Items from a dataset
╔══

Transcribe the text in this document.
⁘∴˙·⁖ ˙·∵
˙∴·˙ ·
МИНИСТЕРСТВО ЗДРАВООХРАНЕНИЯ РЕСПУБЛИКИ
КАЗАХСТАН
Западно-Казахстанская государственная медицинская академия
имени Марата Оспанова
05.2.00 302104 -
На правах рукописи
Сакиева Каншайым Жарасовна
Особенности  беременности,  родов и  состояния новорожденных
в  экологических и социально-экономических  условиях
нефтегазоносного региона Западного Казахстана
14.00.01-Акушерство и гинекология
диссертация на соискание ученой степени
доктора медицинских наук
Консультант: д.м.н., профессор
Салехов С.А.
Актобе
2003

╚══

Extract the listing in its entirety and repeat it exactly.

_Reply to the exercise_
Transcribe the text in this document.
⁘∴˙·⁖ ˙·∵
˙∴·˙ ·
МИНИСТЕРСТВО ЗДРАВООХРАНЕНИЯ РЕСПУБЛИКИ
КАЗАХСТАН
Западно-Казахстанская государственная медицинская академия
имени Марата Оспанова
05.2.00 302104 -
На правах рукописи
Сакиева Каншайым Жарасовна
Особенности  беременности,  родов и  состояния новорожденных
в  экологических и социально-экономических  условиях
нефтегазоносного региона Западного Казахстана
14.00.01-Акушерство и гинекология
диссертация на соискание ученой степени
доктора медицинских наук
Консультант: д.м.н., профессор
Салехов С.А.
Актобе
2003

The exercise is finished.